As shown in Fig. 15, the new regional aggregated wind power is plotted. The preliminary modelled wind power (represented by the blue dashed line) exhibits a higher peak power output compared to the real measured (represented by the red line). In order to adjust the peak power of the model we applied a correction factor. By analysing the historical data from the past five years, we apply a correction factor of 76.9% for January to align the modelled results. The correction factors are statistically examined using the historical mean values from the years 2014 to 2018 (as shown Fig. 14). The new corrected power curve (represented by the orange dashed line) demonstrates that the new aggregated model with the inclusion of the correction factor can accurately predict the regional real wind power.

Fig. 15
figure 15

Regional aggregated wind power

After applying the historical dynamic correction factor \(f_{{\text{c}}}\) on the modelled regional wind power, the metrics of the proposed model are to be evaluated. The metrics, including Mean absolute error (MAE), root mean squared error (RMSE), relative mean absolute error (rMAE) and relative root mean squared error (rRMSE) with reference to the rated power are calculated and presented in the following Table 3. The metric values are calculated based on the entire year 2019. It is noticeable that a significant improvement was achieved for the aggregated model with correction factor for different performance evaluations. The annual prediction error of rMAE can reach around 8.4%.

Table 3 Evaluation of metrics for the modelled wind power for the year 2019

As comparison we examine the neural network models. After pre-processing of the measured data with different look back windows we randomly split the data into training and validation datasets based on the data of the year 2018. After the model is trained we use the year 2019 data as test dataset for the regional power prediction. Figure 16 shows the predicted regional wind power based on different neural network models with look back window of s = 12 (equivalent to 3 h). All the three neural network models successfully capture the variations in regional wind power based on the regional distributed wind speed measurement.

Fig. 16
figure 16

Wind power estimation based on different neural network models

In addition, Fig. 17 shows the monthly comparisons from all tested models with different look back windows. It can be seen that the neural network models outperform the aggregated model in terms of prediction performance. Meanwhile, the metric of rMAE exhibit lower prediction errors during the summer months compared to the winter months. Notably, LSTM-DL achieves an rMAE of approx. 3% from June to August and about 6% during winter.

_What to work on:_
(a) Render the sentence "The metric values are calculated based on the entire year 2019." from the wind power passage into German.
(b) Reproduce, without alteration, the portion of the wind power passage that opens with the words containing "As shown in" and closes with "real wind power.".
The data that come after this passage are drawn from an unrelated source.

_Collected data:_
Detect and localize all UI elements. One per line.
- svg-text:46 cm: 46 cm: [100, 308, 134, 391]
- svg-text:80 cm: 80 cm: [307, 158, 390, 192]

_List of solutions:_
(a) Die Kennzahlenwerte werden auf Grundlage des gesamten Jahres 2019 berechnet.

(b)
As shown in Fig. 15, the new regional aggregated wind power is plotted. The preliminary modelled wind power (represented by the blue dashed line) exhibits a higher peak power output compared to the real measured (represented by the red line). In order to adjust the peak power of the model we applied a correction factor. By analysing the historical data from the past five years, we apply a correction factor of 76.9% for January to align the modelled results. The correction factors are statistically examined using the historical mean values from the years 2014 to 2018 (as shown Fig. 14). The new corrected power curve (represented by the orange dashed line) demonstrates that the new aggregated model with the inclusion of the correction factor can accurately predict the regional real wind power.